▶ **AIM OF THE TASK**
Reproduce the records verbatim from the first line through the line that contains "- choice-option[interactable]: images: [762, 1187, 820, 1209]", including both of those lines.
* * * * * * *
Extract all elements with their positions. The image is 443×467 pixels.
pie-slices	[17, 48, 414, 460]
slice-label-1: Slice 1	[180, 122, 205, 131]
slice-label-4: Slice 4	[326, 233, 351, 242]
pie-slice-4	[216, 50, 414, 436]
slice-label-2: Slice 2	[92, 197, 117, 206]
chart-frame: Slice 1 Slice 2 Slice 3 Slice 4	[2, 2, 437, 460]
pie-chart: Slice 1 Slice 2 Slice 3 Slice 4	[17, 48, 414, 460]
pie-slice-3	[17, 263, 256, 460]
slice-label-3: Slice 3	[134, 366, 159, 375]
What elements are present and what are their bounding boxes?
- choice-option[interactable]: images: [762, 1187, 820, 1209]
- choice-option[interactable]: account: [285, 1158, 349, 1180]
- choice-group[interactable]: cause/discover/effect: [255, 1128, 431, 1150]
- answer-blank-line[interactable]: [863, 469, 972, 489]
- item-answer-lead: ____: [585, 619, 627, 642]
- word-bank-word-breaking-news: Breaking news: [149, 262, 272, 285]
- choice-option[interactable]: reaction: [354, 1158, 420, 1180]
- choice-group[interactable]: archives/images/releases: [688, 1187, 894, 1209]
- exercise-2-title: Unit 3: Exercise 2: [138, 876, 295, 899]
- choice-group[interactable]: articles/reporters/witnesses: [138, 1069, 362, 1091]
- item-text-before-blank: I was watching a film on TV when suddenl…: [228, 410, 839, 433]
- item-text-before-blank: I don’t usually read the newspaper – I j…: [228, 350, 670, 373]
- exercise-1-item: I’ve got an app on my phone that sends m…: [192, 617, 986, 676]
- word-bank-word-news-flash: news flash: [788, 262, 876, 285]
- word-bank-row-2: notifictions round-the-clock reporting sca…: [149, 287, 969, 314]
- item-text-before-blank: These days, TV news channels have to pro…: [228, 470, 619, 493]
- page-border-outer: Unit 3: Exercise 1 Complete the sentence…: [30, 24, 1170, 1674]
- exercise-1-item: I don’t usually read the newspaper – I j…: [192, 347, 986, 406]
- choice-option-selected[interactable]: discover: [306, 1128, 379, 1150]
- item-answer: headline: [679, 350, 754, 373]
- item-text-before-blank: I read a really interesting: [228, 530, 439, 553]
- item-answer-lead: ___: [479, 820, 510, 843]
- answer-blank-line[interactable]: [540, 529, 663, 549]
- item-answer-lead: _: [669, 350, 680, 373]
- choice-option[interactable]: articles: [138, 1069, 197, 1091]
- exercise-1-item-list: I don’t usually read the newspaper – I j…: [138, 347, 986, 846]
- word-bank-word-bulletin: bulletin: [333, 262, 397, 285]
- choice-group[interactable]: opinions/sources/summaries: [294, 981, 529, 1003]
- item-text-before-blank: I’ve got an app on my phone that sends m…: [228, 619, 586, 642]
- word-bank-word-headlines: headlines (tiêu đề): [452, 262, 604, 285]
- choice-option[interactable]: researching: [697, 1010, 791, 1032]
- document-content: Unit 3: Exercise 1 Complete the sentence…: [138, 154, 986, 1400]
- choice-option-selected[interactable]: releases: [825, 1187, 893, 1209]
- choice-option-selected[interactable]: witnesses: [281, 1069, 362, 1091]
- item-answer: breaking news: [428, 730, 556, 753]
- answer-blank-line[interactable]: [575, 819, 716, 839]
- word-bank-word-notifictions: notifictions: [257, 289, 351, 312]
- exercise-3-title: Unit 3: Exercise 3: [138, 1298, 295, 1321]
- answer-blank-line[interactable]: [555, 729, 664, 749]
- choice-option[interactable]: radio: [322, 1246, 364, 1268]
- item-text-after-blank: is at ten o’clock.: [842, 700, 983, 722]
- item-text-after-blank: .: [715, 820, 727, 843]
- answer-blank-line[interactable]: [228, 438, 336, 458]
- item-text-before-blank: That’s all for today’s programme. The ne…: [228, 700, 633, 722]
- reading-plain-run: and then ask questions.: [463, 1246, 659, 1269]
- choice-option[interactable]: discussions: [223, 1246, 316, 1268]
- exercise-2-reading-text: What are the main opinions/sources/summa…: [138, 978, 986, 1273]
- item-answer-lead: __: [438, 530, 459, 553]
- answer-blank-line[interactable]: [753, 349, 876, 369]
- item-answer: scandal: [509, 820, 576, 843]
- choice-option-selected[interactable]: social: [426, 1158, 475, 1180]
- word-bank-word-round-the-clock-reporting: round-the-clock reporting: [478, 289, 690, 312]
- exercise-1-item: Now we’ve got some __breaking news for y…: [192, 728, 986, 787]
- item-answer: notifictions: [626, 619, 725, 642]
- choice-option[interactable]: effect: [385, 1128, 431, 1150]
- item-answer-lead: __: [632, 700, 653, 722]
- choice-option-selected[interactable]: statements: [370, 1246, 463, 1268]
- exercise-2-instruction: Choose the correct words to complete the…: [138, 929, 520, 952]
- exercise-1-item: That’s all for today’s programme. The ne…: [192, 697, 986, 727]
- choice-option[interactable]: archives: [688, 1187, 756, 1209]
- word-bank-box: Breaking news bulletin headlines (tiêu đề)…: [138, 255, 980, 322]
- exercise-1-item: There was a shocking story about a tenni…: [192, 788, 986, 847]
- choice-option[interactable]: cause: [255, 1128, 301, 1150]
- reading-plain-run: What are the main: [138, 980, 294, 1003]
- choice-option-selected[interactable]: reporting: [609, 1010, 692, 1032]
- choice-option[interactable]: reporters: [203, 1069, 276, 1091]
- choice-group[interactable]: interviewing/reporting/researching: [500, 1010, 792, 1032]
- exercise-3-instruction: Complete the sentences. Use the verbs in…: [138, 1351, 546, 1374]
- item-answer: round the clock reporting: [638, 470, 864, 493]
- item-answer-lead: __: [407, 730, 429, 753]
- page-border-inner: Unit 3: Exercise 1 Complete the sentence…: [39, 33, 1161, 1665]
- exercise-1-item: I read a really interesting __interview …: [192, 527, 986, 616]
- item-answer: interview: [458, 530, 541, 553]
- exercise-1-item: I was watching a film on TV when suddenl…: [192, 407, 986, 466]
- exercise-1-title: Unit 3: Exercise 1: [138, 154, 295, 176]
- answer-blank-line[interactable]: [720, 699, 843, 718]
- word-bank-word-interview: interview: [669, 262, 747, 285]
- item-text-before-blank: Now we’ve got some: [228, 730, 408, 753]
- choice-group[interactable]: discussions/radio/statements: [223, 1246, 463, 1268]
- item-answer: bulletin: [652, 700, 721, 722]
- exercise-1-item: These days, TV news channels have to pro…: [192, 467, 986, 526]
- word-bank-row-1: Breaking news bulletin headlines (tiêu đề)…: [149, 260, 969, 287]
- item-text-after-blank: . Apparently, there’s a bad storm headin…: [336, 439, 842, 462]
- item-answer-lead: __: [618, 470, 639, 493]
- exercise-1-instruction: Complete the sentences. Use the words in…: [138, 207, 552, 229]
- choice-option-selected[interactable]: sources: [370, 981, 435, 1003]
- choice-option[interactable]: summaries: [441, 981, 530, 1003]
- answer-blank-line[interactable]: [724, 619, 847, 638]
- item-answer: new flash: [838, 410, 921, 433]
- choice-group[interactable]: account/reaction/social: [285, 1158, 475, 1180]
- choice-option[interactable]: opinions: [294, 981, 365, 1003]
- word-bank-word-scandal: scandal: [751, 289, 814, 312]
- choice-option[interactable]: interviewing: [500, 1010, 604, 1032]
* * * * * * *
▶ **ANSWER TO THIS EXERCISE**
Extract all elements with their positions. The image is 443×467 pixels.
pie-slices	[17, 48, 414, 460]
slice-label-1: Slice 1	[180, 122, 205, 131]
slice-label-4: Slice 4	[326, 233, 351, 242]
pie-slice-4	[216, 50, 414, 436]
slice-label-2: Slice 2	[92, 197, 117, 206]
chart-frame: Slice 1 Slice 2 Slice 3 Slice 4	[2, 2, 437, 460]
pie-chart: Slice 1 Slice 2 Slice 3 Slice 4	[17, 48, 414, 460]
pie-slice-3	[17, 263, 256, 460]
slice-label-3: Slice 3	[134, 366, 159, 375]
What elements are present and what are their bounding boxes?
- choice-option[interactable]: images: [762, 1187, 820, 1209]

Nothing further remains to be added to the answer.